Dataset entries
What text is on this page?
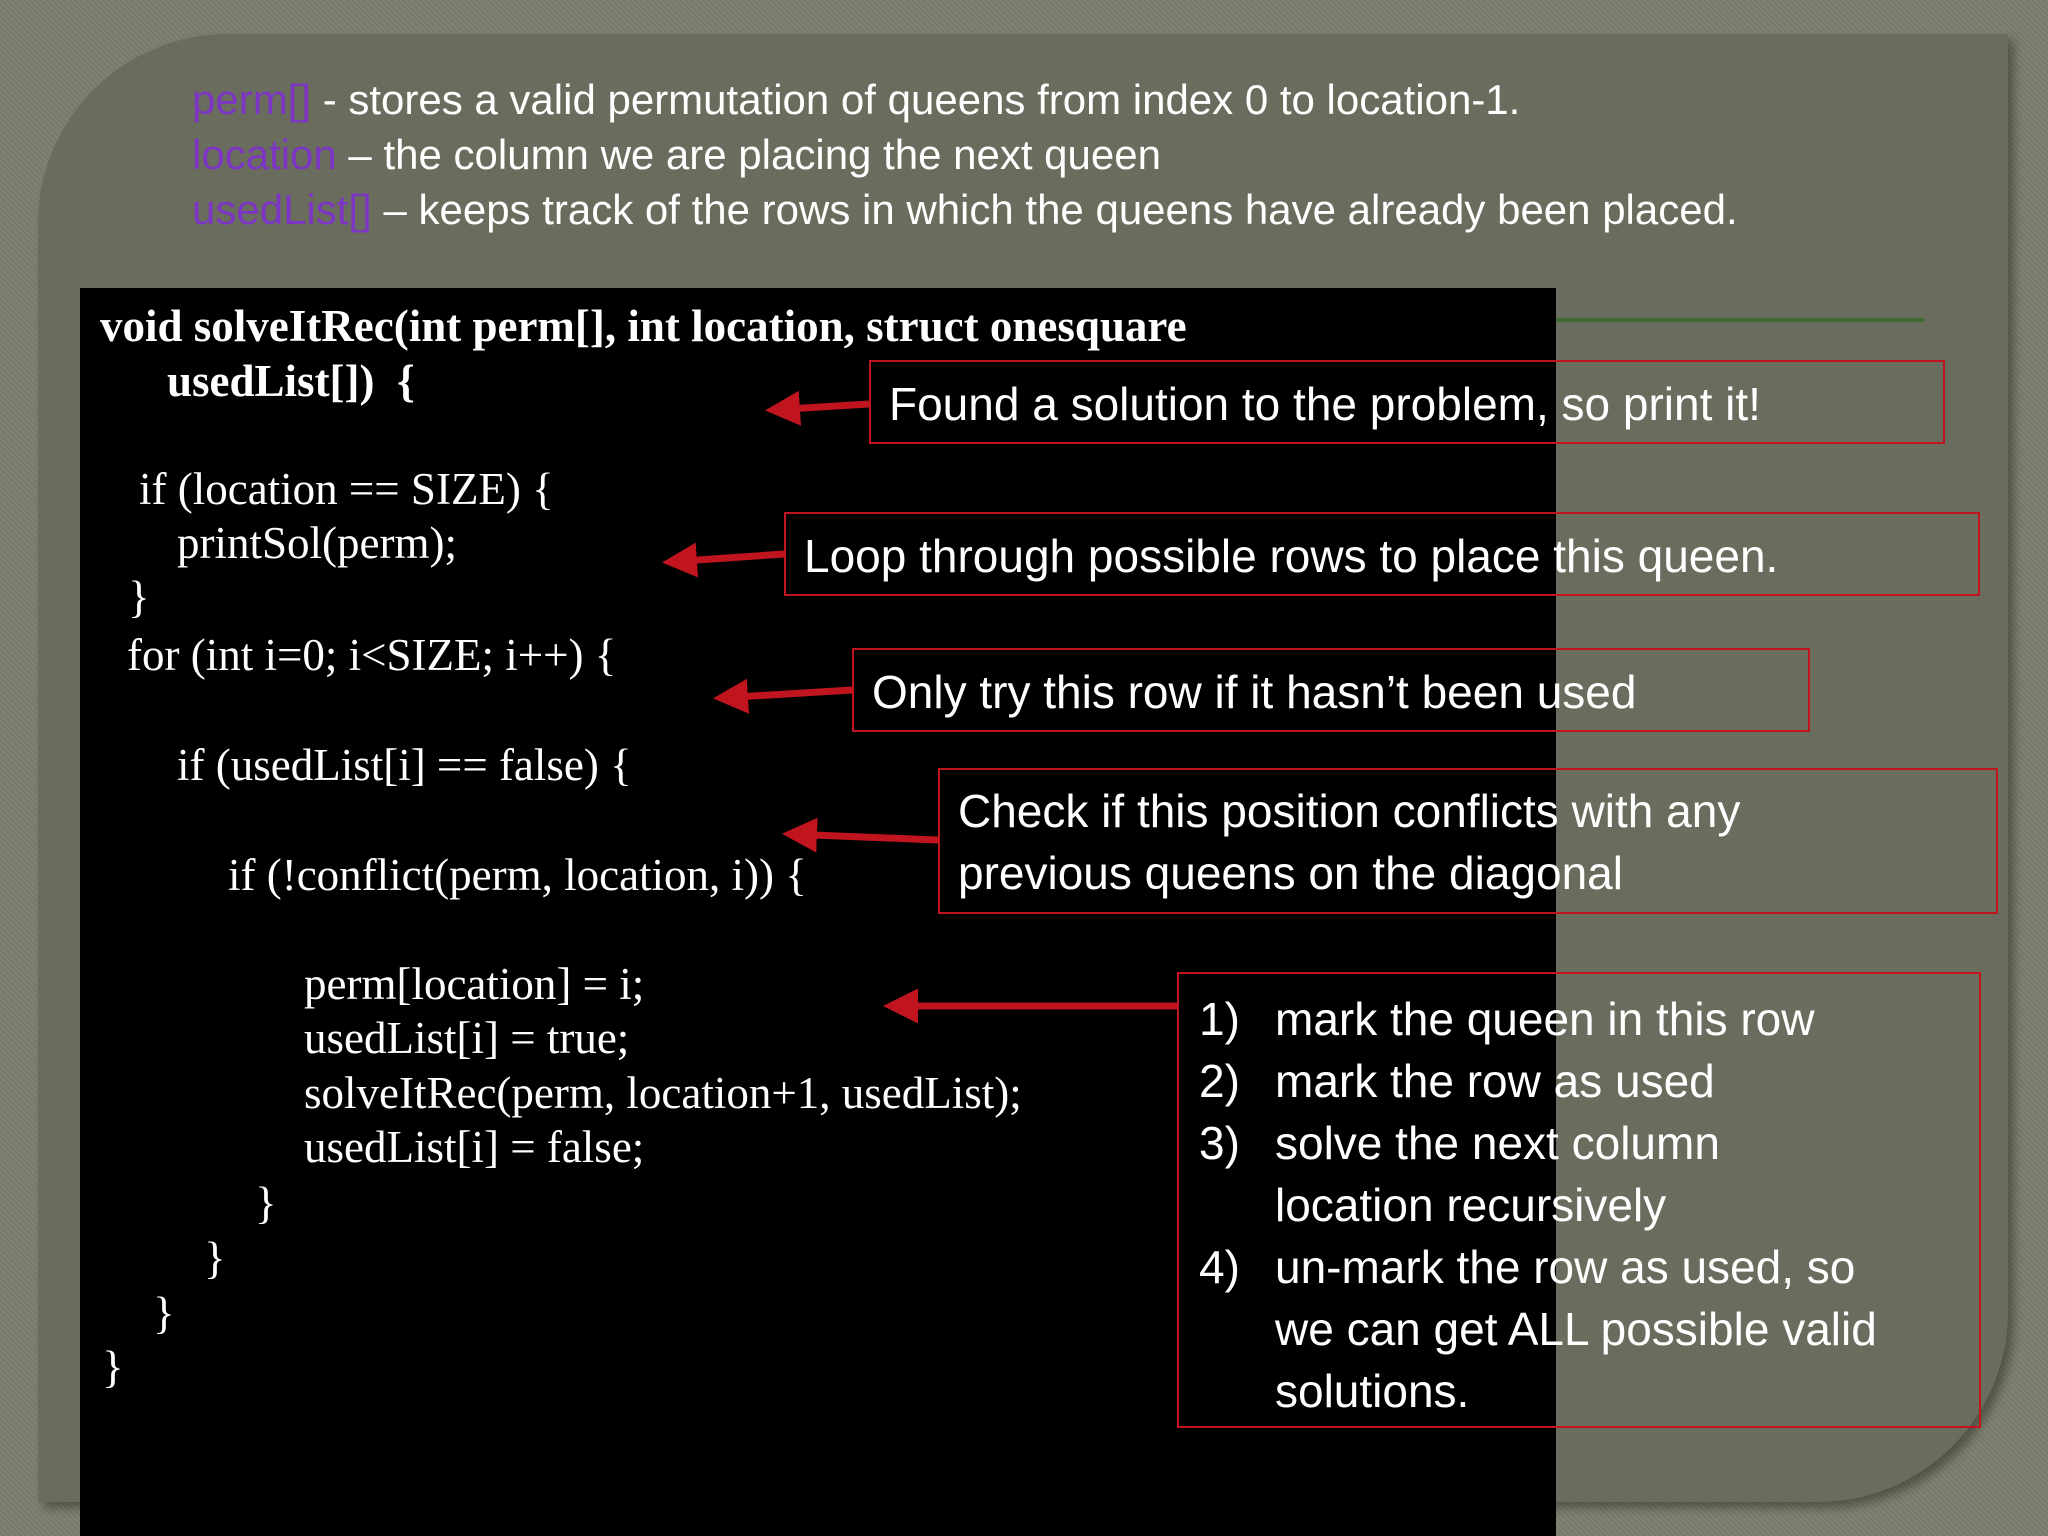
perm[] - stores a valid permutation of queens from index 0 to location-1.
location – the column we are placing the next queen
usedList[] – keeps track of the rows in which the queens have already been placed.
void solveItRec(int perm[], int location, struct onesquare
usedList[])  {
if (location == SIZE) {
printSol(perm);
}
for (int i=0; i<SIZE; i++) {
if (usedList[i] == false) {
if (!conflict(perm, location, i)) {
perm[location] = i;
usedList[i] = true;
solveItRec(perm, location+1, usedList);
usedList[i] = false;
}
}
}
}
Found a solution to the problem, so print it!
Loop through possible rows to place this queen.
Only try this row if it hasn’t been used
Check if this position conflicts with any
previous queens on the diagonal
1) mark the queen in this row
2) mark the row as used
3) solve the next column
location recursively
4) un-mark the row as used, so
we can get ALL possible valid
solutions.
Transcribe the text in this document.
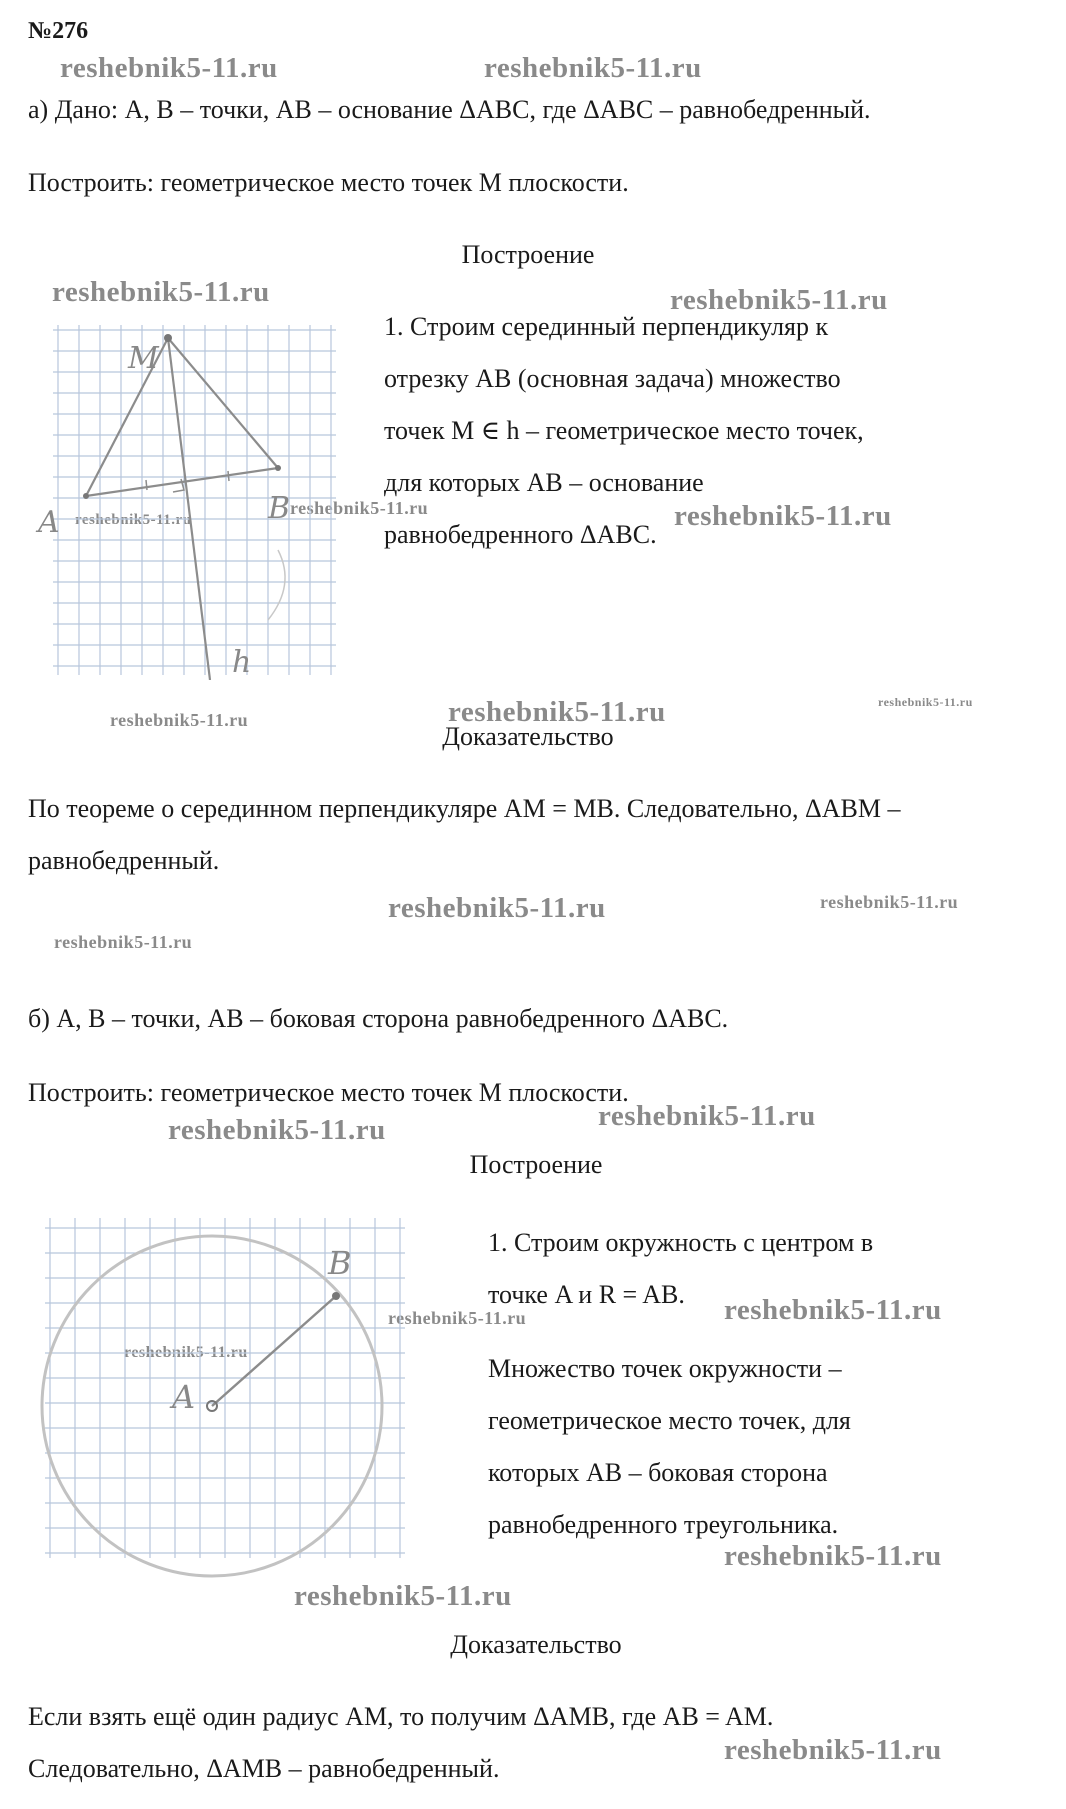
№276
reshebnik5-11.ru	reshebnik5-11.ru
reshebnik5-11.ru	reshebnik5-11.ru
reshebnik5-11.ru
reshebnik5-11.ru	reshebnik5-11.ru
reshebnik5-11.ru	reshebnik5-11.ru	reshebnik5-11.ru
reshebnik5-11.ru	reshebnik5-11.ru
reshebnik5-11.ru
reshebnik5-11.ru	reshebnik5-11.ru
reshebnik5-11.ru	reshebnik5-11.ru
reshebnik5-11.ru
reshebnik5-11.ru
reshebnik5-11.ru
reshebnik5-11.ru
а) Дано: A, B – точки, AB – основание ΔABC, где ΔABC – равнобедренный.
Построить: геометрическое место точек M плоскости.
Построение
1. Строим серединный перпендикуляр к
отрезку AB (основная задача) множество
точек M ∈ h – геометрическое место точек,
для которых AB – основание
равнобедренного ΔABC.
Доказательство
По теореме о серединном перпендикуляре AM = MB. Следовательно, ΔABM –
равнобедренный.
M
A	B
h
б) A, B – точки, AB – боковая сторона равнобедренного ΔABC.
Построить: геометрическое место точек M плоскости.
Построение
1. Строим окружность с центром в
точке A и R = AB.
Множество точек окружности –
геометрическое место точек, для
которых AB – боковая сторона
равнобедренного треугольника.
Доказательство
Если взять ещё один радиус AM, то получим ΔAMB, где AB = AM.
Следовательно, ΔAMB – равнобедренный.
A
B
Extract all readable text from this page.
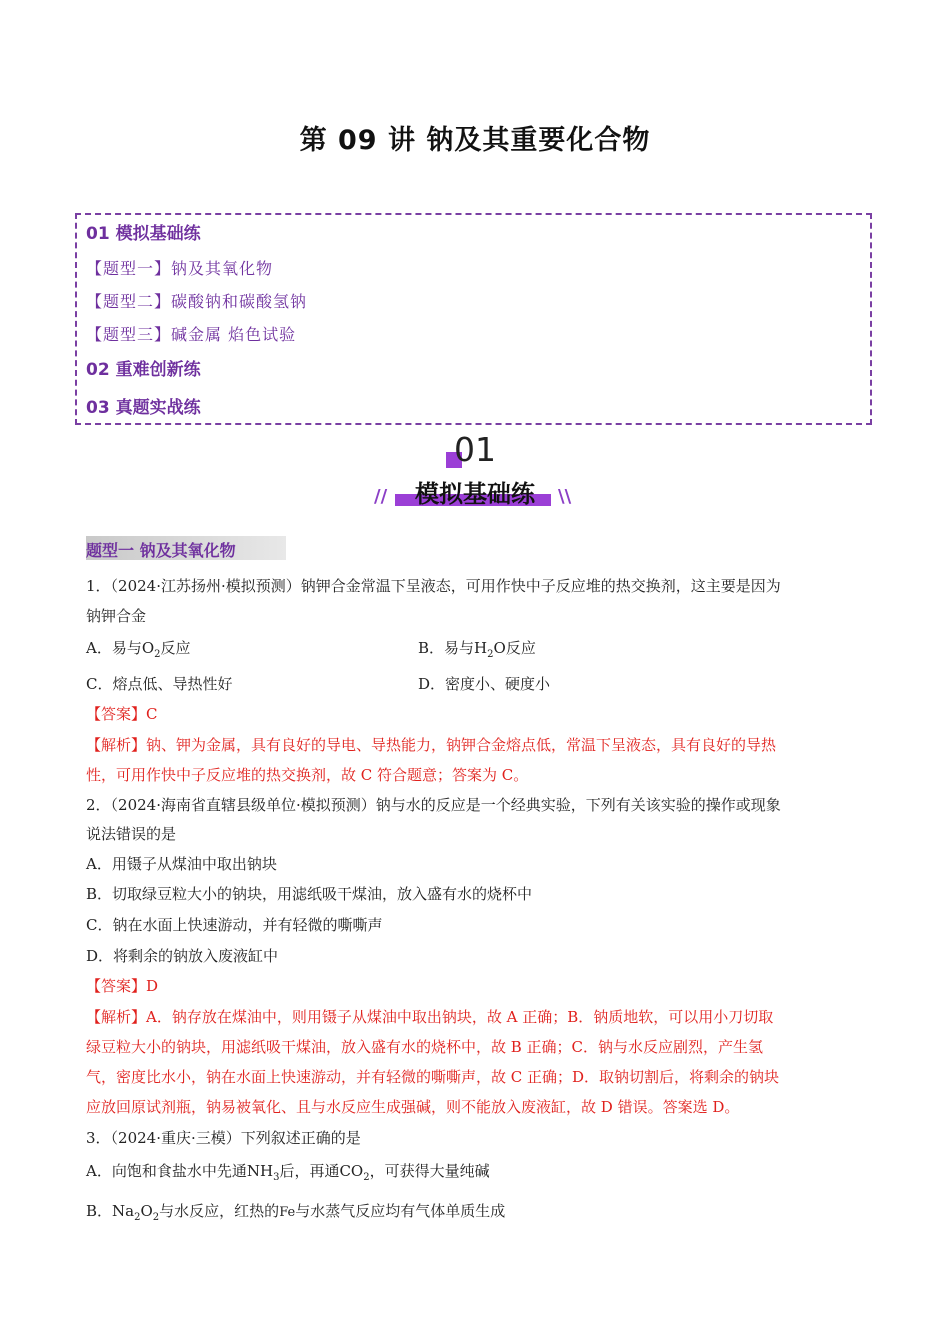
第 09 讲 钠及其重要化合物
01 模拟基础练
【题型一】钠及其氧化物
【题型二】碳酸钠和碳酸氢钠
【题型三】碱金属 焰色试验
02 重难创新练
03 真题实战练
01
模拟基础练
//	\\
题型一 钠及其氧化物
1．（2024·江苏扬州·模拟预测）钠钾合金常温下呈液态，可用作快中子反应堆的热交换剂，这主要是因为
钠钾合金
A．易与$O_2$反应	B．易与$H_2O$反应
C．熔点低、导热性好	D．密度小、硬度小
【答案】C
【解析】钠、钾为金属，具有良好的导电、导热能力，钠钾合金熔点低，常温下呈液态，具有良好的导热
性，可用作快中子反应堆的热交换剂，故 C 符合题意；答案为 C。
2．（2024·海南省直辖县级单位·模拟预测）钠与水的反应是一个经典实验，下列有关该实验的操作或现象
说法错误的是
A．用镊子从煤油中取出钠块
B．切取绿豆粒大小的钠块，用滤纸吸干煤油，放入盛有水的烧杯中
C．钠在水面上快速游动，并有轻微的嘶嘶声
D．将剩余的钠放入废液缸中
【答案】D
【解析】A．钠存放在煤油中，则用镊子从煤油中取出钠块，故 A 正确；B．钠质地软，可以用小刀切取
绿豆粒大小的钠块，用滤纸吸干煤油，放入盛有水的烧杯中，故 B 正确；C．钠与水反应剧烈，产生氢
气，密度比水小，钠在水面上快速游动，并有轻微的嘶嘶声，故 C 正确；D．取钠切割后，将剩余的钠块
应放回原试剂瓶，钠易被氧化、且与水反应生成强碱，则不能放入废液缸，故 D 错误。答案选 D。
3．（2024·重庆·三模）下列叙述正确的是
A．向饱和食盐水中先通$NH_3$后，再通$CO_2$，可获得大量纯碱
B．$Na_2O_2$与水反应，红热的Fe与水蒸气反应均有气体单质生成
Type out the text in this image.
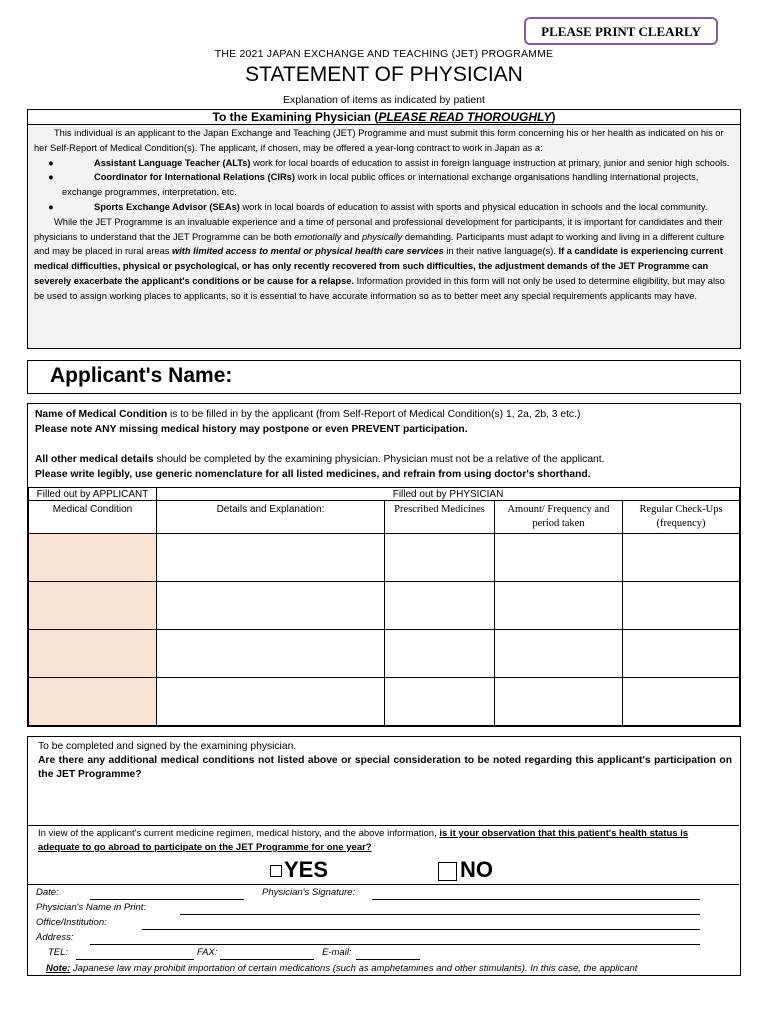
PLEASE PRINT CLEARLY
THE 2021 JAPAN EXCHANGE AND TEACHING (JET) PROGRAMME
STATEMENT OF PHYSICIAN
Explanation of items as indicated by patient
To the Examining Physician (PLEASE READ THOROUGHLY)

This individual is an applicant to the Japan Exchange and Teaching (JET) Programme and must submit this form concerning his or her health as indicated on his or her Self-Report of Medical Condition(s). The applicant, if chosen, may be offered a year-long contract to work in Japan as a:

●	Assistant Language Teacher (ALTs) work for local boards of education to assist in foreign language instruction at primary, junior and senior high schools.
●	Coordinator for International Relations (CIRs) work in local public offices or international exchange organisations handling international projects, exchange programmes, interpretation, etc.
●	Sports Exchange Advisor (SEAs) work in local boards of education to assist with sports and physical education in schools and the local community.

While the JET Programme is an invaluable experience and a time of personal and professional development for participants, it is important for candidates and their physicians to understand that the JET Programme can be both emotionally and physically demanding. Participants must adapt to working and living in a different culture and may be placed in rural areas with limited access to mental or physical health care services in their native language(s). If a candidate is experiencing current medical difficulties, physical or psychological, or has only recently recovered from such difficulties, the adjustment demands of the JET Programme can severely exacerbate the applicant's conditions or be cause for a relapse. Information provided in this form will not only be used to determine eligibility, but may also be used to assign working places to applicants, so it is essential to have accurate information so as to better meet any special requirements applicants may have.

Applicant's Name:

Name of Medical Condition is to be filled in by the applicant (from Self-Report of Medical Condition(s) 1, 2a, 2b, 3 etc.)

Please note ANY missing medical history may postpone or even PREVENT participation.

All other medical details should be completed by the examining physician. Physician must not be a relative of the applicant.

Please write legibly, use generic nomenclature for all listed medicines, and refrain from using doctor's shorthand.

Filled out by APPLICANT	Filled out by PHYSICIAN			
Medical Condition	Details and Explanation:	Prescribed Medicines	Amount/ Frequency and period taken	Regular Check-Ups (frequency)

To be completed and signed by the examining physician.

Are there any additional medical conditions not listed above or special consideration to be noted regarding this applicant's participation on the JET Programme?

In view of the applicant's current medicine regimen, medical history, and the above information, is it your observation that this patient's health status is adequate to go abroad to participate on the JET Programme for one year?
YES	NO
Date:	Physician's Signature:
Physician's Name in Print:
Office/Institution:
Address:
TEL:	FAX:	E-mail:
Note: Japanese law may prohibit importation of certain medications (such as amphetamines and other stimulants). In this case, the applicant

* **WHAT YOU SHOULD DO**
Identify each line in the records above containing the word "participation"; copy those lines.

* **TASK RESPONSE**
Please note ANY missing medical history may postpone or even PREVENT participation.
Are there any additional medical conditions not listed above or special consideration to be noted regarding this applicant's participation on the JET Programme?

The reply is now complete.